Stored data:
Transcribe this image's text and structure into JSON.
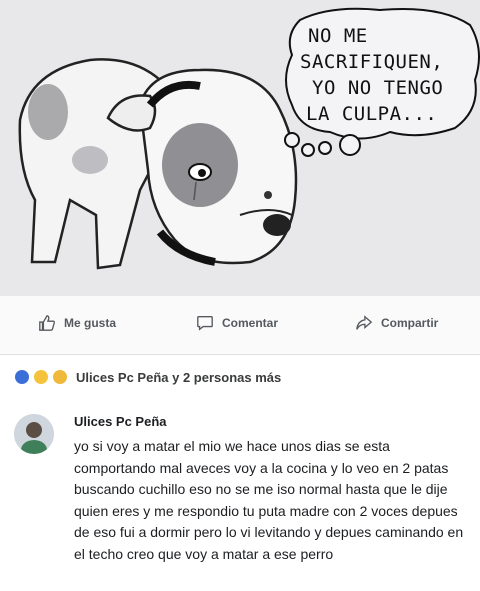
{
  "image": {
    "bubble_lines": [
      "NO ME",
      "SACRIFIQUEN,",
      "YO NO TENGO",
      "LA CULPA..."
    ]
  },
  "actions": {
    "like_label": "Me gusta",
    "comment_label": "Comentar",
    "share_label": "Compartir"
  },
  "reactions": {
    "summary": "Ulices Pc Peña y 2 personas más"
  },
  "comment": {
    "author": "Ulices Pc Peña",
    "text": "yo si voy a matar el mio we hace unos dias se esta comportando mal aveces voy a la cocina y lo veo en 2 patas buscando cuchillo eso no se me iso normal hasta que le dije quien eres y me respondio tu puta madre con 2 voces depues de eso fui a dormir pero lo vi levitando y depues caminando en el techo creo que voy a matar a ese perro"
  },
  "colors": {
    "accent": "#3b6fd8",
    "text": "#1c1e21",
    "muted": "#55595f"
  }
}
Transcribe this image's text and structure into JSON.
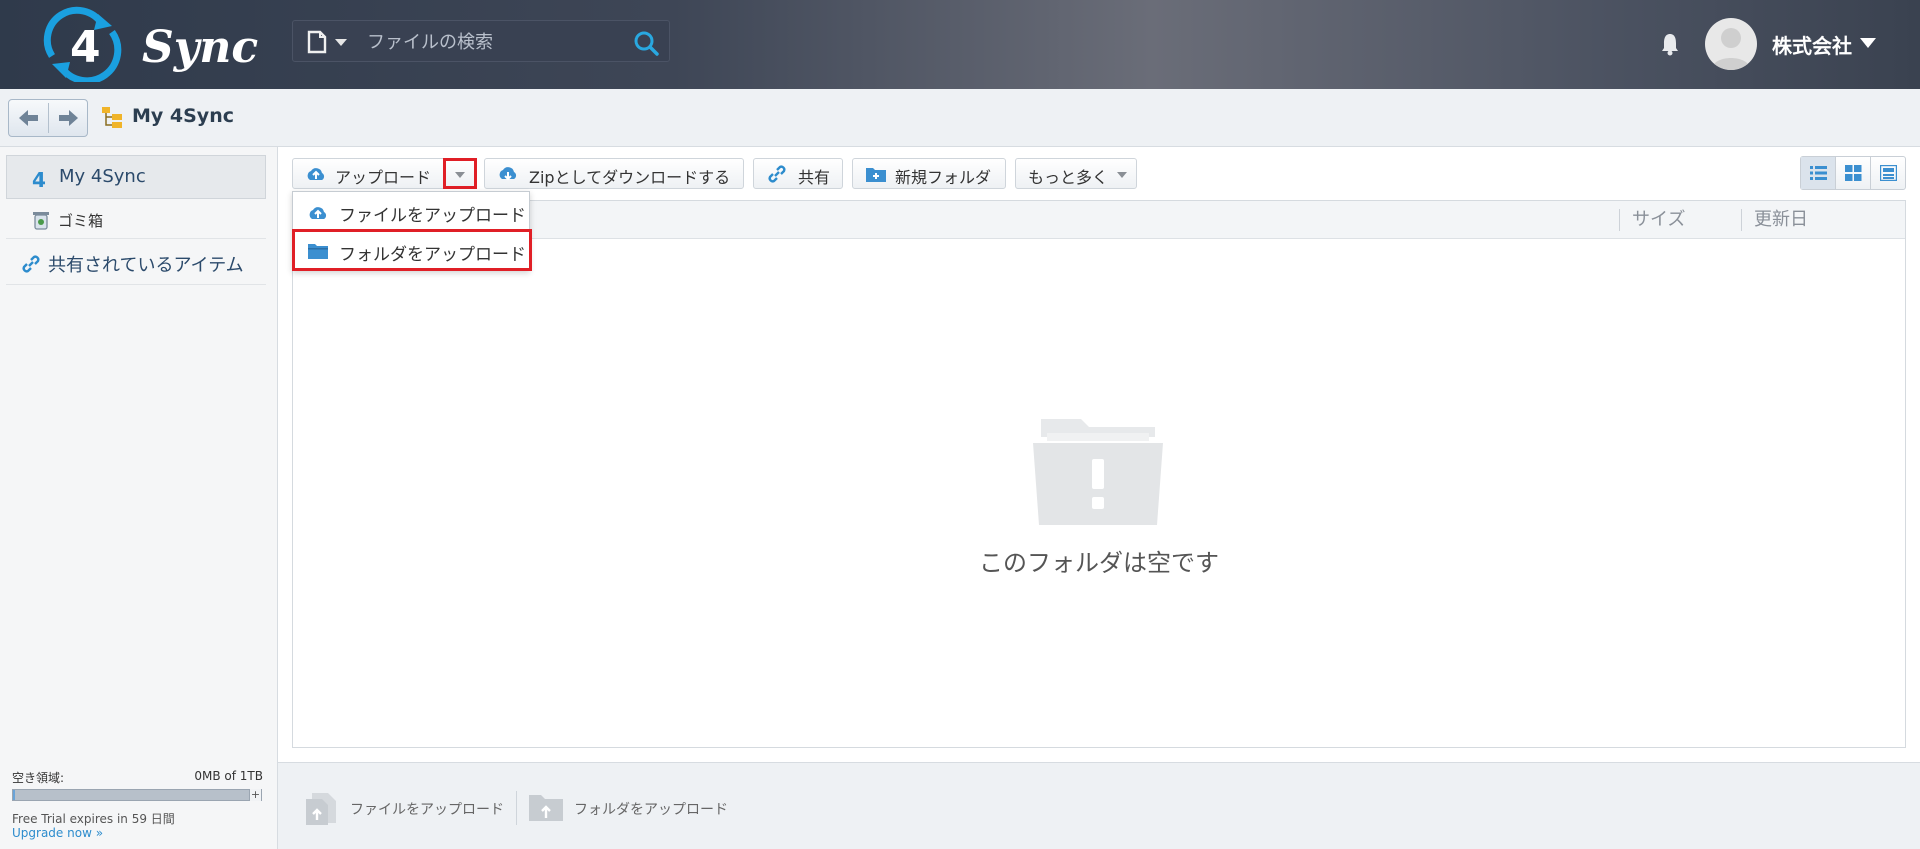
{
  "header": {
    "logo_text": "Sync",
    "logo_digit": "4",
    "search_placeholder": "ファイルの検索",
    "user_name": "株式会社"
  },
  "breadcrumb": {
    "current": "My 4Sync"
  },
  "sidebar": {
    "items": [
      {
        "label": "My 4Sync",
        "icon": "4sync-icon",
        "active": true
      },
      {
        "label": "ゴミ箱",
        "icon": "trash-icon"
      },
      {
        "label": "共有されているアイテム",
        "icon": "link-icon"
      }
    ],
    "storage": {
      "label": "空き領域:",
      "value": "0MB of 1TB",
      "fraction": 0.0,
      "trial": "Free Trial expires in 59 日間",
      "upgrade": "Upgrade now »"
    }
  },
  "toolbar": {
    "upload": "アップロード",
    "zip_download": "Zipとしてダウンロードする",
    "share": "共有",
    "new_folder": "新規フォルダ",
    "more": "もっと多く"
  },
  "upload_menu": {
    "items": [
      {
        "label": "ファイルをアップロード",
        "icon": "cloud-upload-icon"
      },
      {
        "label": "フォルダをアップロード",
        "icon": "folder-icon",
        "highlighted": true
      }
    ]
  },
  "file_list": {
    "columns": {
      "size": "サイズ",
      "date": "更新日"
    },
    "empty_message": "このフォルダは空です"
  },
  "bottom_bar": {
    "upload_file": "ファイルをアップロード",
    "upload_folder": "フォルダをアップロード"
  },
  "colors": {
    "accent": "#2d8ccd",
    "highlight": "#e01f26"
  }
}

» **Aim of the task**
Leave out every line without the string "ファイルをアップロード" and copy the rest.

» **Output of the exercise**
        "label": "ファイルをアップロード",
    "upload_file": "ファイルをアップロード",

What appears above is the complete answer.